_TASK INSTRUCTIONS_.
Look for "title" in each line of the entries, and return the matching lines.

_RAW RECORDS_.
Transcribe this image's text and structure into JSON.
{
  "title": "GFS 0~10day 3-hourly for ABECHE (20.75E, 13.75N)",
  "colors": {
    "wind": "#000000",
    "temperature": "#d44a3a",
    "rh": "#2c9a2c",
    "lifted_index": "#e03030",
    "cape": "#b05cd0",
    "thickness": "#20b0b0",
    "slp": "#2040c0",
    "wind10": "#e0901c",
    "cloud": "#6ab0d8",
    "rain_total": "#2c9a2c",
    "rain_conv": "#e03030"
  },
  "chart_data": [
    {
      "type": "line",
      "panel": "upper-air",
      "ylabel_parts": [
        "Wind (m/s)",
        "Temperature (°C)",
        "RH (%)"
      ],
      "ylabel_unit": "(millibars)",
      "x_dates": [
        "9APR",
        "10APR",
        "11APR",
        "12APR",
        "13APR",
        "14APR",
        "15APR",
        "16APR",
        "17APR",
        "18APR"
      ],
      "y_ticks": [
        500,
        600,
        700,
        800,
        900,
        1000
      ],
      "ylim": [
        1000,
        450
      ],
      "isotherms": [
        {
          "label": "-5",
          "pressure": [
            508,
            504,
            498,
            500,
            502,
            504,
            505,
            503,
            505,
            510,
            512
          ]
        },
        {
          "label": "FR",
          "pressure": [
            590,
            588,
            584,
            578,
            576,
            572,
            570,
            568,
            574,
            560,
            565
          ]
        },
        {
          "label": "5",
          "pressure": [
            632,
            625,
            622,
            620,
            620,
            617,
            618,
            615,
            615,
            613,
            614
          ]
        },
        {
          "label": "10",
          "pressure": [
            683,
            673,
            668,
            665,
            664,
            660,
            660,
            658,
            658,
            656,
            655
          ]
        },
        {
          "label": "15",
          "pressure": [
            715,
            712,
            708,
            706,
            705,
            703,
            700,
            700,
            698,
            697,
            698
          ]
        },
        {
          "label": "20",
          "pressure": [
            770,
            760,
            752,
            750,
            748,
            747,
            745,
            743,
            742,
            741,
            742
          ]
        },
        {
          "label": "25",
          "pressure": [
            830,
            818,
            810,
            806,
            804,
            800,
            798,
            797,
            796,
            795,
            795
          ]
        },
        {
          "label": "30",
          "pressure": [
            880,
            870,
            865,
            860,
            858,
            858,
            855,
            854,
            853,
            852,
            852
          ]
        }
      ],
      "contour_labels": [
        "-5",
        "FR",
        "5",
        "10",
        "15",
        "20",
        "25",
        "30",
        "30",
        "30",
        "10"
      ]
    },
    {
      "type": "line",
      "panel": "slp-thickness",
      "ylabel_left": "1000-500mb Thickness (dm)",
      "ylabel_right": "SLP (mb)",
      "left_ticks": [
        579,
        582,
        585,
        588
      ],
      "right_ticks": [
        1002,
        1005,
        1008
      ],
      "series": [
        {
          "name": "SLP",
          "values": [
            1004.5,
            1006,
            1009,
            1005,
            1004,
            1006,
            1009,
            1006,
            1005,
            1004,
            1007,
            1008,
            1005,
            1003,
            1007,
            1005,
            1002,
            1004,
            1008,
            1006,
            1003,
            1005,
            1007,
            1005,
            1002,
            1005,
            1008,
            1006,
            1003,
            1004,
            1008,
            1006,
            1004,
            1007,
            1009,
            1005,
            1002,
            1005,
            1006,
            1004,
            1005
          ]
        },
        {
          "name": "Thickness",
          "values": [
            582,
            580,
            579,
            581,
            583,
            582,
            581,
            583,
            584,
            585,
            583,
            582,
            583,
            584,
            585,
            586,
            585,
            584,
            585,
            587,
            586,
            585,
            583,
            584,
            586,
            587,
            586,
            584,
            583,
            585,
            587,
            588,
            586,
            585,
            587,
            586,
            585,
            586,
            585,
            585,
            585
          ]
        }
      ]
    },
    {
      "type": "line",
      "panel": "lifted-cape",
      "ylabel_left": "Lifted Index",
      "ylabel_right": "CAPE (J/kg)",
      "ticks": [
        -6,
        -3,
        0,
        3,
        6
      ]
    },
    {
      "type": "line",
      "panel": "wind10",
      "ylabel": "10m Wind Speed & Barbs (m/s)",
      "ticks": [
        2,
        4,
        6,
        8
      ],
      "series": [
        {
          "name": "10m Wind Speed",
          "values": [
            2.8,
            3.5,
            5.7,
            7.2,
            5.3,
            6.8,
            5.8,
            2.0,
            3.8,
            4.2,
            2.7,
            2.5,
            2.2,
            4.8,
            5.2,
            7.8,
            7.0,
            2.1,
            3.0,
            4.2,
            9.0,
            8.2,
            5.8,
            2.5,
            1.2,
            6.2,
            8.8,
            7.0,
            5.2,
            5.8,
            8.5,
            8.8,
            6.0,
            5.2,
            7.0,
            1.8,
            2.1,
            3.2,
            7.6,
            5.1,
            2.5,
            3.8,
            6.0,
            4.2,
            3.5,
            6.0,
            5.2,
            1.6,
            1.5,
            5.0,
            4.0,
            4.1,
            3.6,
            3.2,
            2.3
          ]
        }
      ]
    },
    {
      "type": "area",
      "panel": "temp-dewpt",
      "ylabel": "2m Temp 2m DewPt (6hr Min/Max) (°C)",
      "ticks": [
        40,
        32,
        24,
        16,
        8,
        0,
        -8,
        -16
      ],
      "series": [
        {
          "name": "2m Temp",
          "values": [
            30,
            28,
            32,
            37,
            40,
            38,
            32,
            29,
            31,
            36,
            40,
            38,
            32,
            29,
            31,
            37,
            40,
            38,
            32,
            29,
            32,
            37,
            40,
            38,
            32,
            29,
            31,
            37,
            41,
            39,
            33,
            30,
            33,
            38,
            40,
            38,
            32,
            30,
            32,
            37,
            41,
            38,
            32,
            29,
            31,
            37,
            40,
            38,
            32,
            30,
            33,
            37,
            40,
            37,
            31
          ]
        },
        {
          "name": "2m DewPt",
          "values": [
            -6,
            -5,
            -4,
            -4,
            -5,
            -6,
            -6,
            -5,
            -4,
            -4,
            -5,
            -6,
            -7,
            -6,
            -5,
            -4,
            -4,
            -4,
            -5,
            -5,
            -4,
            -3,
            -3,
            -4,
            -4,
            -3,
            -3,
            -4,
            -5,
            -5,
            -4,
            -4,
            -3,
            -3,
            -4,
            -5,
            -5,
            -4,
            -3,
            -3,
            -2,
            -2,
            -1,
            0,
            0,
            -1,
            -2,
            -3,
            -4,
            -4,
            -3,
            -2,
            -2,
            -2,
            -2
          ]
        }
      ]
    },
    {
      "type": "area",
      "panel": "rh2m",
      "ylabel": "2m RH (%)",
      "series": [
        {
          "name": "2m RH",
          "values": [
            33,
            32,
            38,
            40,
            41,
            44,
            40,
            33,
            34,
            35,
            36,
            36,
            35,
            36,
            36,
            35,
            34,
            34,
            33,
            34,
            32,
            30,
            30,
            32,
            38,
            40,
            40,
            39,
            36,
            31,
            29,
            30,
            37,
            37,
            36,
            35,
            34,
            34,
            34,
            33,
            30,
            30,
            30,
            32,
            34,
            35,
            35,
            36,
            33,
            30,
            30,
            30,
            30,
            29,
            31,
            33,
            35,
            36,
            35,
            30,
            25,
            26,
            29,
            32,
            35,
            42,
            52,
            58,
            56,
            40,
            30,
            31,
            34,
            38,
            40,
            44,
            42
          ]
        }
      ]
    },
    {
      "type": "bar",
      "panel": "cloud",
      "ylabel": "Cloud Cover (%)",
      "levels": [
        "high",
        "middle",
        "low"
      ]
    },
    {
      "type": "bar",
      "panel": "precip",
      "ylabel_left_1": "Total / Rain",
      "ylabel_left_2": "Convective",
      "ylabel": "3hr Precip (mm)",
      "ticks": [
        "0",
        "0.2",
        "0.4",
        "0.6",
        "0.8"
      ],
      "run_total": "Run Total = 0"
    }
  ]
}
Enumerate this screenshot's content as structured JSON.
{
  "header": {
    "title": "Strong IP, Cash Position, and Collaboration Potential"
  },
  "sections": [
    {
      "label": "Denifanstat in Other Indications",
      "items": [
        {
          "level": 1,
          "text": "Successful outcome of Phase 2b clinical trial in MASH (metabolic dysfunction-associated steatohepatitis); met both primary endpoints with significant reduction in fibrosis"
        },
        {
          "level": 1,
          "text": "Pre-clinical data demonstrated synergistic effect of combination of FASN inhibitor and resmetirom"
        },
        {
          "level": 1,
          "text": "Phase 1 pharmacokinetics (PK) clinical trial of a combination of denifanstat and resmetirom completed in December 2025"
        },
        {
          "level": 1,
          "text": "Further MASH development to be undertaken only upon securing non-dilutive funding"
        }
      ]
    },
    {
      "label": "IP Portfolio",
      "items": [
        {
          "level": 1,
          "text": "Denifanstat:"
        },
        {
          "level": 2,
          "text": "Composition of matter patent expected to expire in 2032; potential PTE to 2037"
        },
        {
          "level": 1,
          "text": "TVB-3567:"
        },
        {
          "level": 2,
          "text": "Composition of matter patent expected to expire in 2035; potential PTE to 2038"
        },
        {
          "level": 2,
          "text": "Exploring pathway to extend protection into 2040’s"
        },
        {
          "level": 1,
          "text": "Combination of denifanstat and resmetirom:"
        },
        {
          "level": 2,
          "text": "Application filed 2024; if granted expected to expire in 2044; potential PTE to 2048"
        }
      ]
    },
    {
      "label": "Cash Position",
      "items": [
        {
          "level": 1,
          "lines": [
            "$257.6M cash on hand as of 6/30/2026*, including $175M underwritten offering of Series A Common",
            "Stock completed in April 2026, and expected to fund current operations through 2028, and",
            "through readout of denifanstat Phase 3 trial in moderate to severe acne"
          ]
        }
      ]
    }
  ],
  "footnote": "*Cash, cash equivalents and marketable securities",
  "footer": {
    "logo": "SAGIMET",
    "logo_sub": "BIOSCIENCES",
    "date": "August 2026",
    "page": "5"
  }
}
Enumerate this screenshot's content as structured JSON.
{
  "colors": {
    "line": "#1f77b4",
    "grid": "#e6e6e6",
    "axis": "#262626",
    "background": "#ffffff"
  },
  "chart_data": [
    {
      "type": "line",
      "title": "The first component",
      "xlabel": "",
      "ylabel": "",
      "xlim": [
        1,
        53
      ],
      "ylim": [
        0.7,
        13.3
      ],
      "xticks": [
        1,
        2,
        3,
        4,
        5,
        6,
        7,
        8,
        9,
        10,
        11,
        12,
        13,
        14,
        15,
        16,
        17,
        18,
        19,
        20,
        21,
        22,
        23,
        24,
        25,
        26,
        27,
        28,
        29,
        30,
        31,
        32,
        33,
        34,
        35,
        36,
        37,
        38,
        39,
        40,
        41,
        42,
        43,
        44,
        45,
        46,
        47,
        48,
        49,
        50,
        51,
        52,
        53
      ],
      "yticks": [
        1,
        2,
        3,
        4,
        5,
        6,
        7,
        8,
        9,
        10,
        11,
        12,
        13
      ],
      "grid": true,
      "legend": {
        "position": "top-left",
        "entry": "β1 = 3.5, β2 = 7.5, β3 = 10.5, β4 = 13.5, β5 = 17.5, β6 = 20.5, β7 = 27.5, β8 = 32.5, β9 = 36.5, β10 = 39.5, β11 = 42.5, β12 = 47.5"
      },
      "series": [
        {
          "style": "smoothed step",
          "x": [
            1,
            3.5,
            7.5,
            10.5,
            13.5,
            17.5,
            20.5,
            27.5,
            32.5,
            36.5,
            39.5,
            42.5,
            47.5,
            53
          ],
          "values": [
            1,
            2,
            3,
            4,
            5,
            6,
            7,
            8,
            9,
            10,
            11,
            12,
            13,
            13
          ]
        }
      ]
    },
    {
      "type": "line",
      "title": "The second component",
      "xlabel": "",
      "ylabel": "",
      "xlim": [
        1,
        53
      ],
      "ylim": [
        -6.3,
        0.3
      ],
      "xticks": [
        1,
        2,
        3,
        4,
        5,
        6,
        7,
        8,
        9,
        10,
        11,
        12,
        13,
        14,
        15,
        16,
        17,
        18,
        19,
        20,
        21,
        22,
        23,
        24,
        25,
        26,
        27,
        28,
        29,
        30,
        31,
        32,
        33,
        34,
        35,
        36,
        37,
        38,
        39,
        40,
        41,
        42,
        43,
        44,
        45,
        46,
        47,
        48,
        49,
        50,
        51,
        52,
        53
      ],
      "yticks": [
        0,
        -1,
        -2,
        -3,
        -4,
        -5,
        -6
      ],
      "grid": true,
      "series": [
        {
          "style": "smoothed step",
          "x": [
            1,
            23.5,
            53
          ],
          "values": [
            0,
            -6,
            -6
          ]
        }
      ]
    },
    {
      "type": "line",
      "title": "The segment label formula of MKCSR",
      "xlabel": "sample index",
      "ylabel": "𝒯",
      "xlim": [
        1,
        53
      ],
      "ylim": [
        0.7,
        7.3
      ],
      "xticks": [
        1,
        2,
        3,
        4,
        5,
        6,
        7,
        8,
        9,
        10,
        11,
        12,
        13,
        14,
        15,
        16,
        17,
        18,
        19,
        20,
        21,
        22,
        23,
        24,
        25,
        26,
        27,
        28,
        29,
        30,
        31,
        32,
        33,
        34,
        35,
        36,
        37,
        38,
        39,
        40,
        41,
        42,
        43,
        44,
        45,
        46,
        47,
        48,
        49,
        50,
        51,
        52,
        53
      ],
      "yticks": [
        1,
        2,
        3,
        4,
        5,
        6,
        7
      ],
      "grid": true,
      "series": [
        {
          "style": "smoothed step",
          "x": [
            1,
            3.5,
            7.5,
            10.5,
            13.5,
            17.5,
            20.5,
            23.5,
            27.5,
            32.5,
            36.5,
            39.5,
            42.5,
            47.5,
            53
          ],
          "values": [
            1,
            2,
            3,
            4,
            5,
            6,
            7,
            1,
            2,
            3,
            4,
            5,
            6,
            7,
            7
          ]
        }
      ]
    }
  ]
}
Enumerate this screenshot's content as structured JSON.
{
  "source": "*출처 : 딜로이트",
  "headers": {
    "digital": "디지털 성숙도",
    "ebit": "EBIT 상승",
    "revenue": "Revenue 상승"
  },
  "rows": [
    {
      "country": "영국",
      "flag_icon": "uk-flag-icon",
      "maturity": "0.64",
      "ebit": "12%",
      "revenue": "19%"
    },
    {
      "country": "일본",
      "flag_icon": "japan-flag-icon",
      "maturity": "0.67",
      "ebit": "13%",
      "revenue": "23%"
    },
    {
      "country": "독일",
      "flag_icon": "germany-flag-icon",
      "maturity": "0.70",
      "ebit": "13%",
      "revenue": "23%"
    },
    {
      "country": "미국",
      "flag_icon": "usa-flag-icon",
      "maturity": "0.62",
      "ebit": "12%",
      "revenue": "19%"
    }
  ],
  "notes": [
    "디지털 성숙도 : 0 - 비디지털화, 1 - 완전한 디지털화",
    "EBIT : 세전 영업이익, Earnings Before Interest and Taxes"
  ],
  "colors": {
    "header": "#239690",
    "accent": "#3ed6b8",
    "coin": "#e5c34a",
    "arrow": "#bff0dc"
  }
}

_OUTPUT FOR THIS TASK_.
  "title": "GFS 0~10day 3-hourly for ABECHE (20.75E, 13.75N)",
    "title": "Strong IP, Cash Position, and Collaboration Potential"
      "title": "The first component",
      "title": "The second component",
      "title": "The segment label formula of MKCSR",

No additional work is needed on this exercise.